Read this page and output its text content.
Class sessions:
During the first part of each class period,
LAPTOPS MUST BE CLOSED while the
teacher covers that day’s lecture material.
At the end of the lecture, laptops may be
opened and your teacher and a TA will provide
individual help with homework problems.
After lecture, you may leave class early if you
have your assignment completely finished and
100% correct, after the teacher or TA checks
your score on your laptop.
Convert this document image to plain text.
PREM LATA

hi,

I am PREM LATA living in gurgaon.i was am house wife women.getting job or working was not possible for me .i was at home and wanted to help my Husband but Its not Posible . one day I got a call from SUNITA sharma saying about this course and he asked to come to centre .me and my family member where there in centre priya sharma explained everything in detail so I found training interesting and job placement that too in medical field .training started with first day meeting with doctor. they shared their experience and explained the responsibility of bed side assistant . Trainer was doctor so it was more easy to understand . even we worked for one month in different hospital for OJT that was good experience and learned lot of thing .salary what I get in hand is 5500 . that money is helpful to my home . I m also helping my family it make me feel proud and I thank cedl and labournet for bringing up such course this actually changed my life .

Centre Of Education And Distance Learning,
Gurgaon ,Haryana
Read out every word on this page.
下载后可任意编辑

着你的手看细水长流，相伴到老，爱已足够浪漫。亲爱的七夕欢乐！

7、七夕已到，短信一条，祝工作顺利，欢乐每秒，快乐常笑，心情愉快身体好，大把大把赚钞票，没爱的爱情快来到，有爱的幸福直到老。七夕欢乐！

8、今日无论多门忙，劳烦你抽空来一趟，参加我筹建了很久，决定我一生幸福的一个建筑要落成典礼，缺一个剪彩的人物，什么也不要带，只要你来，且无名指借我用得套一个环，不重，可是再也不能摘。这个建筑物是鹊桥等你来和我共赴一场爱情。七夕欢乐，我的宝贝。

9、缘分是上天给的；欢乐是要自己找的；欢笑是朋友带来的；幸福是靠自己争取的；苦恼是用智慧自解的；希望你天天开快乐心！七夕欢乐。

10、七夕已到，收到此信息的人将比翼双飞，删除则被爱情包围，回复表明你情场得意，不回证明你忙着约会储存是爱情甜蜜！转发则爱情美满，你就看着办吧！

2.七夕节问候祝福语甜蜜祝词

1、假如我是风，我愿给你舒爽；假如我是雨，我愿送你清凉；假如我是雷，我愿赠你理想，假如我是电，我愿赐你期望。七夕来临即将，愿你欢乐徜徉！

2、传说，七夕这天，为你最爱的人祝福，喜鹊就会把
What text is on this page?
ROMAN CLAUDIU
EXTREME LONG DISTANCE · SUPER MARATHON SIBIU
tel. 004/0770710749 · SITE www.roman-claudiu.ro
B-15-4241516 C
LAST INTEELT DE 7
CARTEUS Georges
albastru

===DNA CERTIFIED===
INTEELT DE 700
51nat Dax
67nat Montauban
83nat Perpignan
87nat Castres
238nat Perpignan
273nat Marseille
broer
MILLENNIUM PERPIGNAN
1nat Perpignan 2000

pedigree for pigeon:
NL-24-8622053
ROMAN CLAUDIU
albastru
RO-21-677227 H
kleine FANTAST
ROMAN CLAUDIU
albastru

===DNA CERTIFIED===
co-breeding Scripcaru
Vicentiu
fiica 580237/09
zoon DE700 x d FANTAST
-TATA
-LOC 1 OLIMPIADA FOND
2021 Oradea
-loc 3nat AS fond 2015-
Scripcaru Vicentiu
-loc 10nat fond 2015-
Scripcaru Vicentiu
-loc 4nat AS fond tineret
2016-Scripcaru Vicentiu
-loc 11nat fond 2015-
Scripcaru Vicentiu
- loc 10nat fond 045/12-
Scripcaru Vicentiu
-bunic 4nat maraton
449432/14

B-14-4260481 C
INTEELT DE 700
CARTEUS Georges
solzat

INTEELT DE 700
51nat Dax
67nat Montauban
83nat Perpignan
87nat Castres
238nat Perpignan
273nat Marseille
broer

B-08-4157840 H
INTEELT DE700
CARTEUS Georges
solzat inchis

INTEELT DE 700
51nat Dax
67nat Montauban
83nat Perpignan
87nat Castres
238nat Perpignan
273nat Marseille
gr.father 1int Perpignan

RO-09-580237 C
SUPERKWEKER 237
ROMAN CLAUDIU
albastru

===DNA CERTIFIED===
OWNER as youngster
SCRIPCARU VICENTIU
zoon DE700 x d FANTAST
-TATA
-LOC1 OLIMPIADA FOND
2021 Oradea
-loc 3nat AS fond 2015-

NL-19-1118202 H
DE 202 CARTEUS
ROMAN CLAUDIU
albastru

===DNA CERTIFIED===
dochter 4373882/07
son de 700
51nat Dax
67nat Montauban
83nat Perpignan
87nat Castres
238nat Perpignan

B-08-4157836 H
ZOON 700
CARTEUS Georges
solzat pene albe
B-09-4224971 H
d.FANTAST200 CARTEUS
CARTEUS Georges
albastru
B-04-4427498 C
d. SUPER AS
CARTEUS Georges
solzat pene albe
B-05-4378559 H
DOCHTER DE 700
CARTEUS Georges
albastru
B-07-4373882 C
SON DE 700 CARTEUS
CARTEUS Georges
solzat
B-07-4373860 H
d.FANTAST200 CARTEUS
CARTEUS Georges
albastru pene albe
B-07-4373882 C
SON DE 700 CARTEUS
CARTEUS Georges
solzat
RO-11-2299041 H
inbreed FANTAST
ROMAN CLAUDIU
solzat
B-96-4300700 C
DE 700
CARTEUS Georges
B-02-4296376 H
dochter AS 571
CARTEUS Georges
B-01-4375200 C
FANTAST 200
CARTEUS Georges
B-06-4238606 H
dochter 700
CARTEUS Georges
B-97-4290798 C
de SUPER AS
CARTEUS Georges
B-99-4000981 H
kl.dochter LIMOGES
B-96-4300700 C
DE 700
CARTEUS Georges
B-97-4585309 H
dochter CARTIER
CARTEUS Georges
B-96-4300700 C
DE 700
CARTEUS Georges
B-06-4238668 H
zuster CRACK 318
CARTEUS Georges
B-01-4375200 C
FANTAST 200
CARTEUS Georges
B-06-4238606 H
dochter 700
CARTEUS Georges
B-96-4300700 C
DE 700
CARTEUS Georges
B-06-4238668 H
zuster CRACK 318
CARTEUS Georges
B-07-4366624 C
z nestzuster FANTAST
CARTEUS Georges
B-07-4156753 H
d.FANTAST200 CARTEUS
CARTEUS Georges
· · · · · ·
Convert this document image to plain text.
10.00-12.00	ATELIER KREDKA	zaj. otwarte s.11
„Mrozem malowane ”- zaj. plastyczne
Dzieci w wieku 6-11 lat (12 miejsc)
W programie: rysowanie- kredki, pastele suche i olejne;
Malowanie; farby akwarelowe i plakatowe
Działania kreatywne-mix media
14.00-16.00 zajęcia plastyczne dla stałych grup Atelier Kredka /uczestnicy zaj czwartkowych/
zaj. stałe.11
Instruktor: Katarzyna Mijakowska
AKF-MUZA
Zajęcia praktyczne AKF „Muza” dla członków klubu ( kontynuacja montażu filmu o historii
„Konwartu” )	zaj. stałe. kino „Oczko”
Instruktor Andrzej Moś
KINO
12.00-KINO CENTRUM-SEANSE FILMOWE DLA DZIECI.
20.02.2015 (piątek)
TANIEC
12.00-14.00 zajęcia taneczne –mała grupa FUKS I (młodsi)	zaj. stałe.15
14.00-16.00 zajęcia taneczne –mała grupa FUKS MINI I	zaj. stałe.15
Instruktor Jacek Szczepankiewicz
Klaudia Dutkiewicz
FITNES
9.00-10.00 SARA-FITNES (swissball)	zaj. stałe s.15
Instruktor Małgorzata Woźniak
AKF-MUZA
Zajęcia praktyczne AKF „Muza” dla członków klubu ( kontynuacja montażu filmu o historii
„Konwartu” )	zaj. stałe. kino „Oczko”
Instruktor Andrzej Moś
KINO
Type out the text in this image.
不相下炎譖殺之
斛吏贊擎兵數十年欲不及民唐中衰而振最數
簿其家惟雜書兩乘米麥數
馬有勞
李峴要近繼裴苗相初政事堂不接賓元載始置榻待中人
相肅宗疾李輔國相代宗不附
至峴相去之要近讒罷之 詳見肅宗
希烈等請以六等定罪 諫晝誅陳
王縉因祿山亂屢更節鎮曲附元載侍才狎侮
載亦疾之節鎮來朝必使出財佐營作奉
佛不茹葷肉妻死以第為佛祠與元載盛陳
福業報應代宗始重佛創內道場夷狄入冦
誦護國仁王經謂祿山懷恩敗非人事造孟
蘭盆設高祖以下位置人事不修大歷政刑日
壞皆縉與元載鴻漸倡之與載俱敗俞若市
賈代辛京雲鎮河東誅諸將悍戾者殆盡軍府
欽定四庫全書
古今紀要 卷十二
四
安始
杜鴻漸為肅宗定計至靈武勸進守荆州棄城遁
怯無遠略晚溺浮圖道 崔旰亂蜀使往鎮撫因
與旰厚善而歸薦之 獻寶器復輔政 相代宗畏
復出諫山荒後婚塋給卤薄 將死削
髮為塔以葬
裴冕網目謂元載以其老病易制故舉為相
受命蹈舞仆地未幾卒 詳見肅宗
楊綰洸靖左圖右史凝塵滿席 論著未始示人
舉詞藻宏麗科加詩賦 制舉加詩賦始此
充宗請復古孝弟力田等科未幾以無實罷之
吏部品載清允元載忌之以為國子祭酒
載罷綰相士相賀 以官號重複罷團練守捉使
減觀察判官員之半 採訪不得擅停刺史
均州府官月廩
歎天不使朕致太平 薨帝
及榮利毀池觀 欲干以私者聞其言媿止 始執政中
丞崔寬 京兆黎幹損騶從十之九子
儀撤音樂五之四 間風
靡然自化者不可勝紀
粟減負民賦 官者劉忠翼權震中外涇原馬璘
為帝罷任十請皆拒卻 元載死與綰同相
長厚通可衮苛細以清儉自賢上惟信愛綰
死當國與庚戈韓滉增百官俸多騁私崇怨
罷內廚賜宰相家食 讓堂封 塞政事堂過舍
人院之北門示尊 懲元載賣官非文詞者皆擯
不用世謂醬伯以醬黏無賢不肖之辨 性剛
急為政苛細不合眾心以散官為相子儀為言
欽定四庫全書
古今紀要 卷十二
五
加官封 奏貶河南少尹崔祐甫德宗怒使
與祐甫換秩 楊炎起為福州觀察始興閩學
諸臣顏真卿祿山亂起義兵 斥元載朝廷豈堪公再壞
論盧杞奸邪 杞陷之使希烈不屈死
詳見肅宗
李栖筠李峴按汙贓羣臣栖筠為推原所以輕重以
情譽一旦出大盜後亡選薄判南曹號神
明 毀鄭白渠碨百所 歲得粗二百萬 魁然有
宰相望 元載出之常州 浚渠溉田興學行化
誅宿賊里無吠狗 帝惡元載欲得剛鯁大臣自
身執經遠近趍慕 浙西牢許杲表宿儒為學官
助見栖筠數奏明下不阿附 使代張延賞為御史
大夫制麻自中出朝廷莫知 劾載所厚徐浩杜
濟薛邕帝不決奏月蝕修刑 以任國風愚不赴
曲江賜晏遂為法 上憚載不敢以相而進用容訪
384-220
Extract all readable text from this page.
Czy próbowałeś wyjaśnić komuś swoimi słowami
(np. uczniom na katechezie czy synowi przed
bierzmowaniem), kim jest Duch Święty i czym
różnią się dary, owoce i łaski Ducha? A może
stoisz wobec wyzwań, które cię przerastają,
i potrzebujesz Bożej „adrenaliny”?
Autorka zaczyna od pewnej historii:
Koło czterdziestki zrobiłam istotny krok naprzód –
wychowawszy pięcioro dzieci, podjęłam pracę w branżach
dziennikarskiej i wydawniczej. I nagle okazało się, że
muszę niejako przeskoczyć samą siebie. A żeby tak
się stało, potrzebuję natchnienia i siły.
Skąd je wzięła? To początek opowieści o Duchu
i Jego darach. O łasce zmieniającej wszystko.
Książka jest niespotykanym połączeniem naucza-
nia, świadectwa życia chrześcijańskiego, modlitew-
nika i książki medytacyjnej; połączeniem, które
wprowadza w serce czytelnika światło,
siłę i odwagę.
○ ○ ○
--- Your instructions ---
Locate the lines above that hold the word "page". Show every one of them.

--- Task result ---
Read this page and output its text content.
Read out every word on this page.
What text is on this page?
Extract all readable text from this page.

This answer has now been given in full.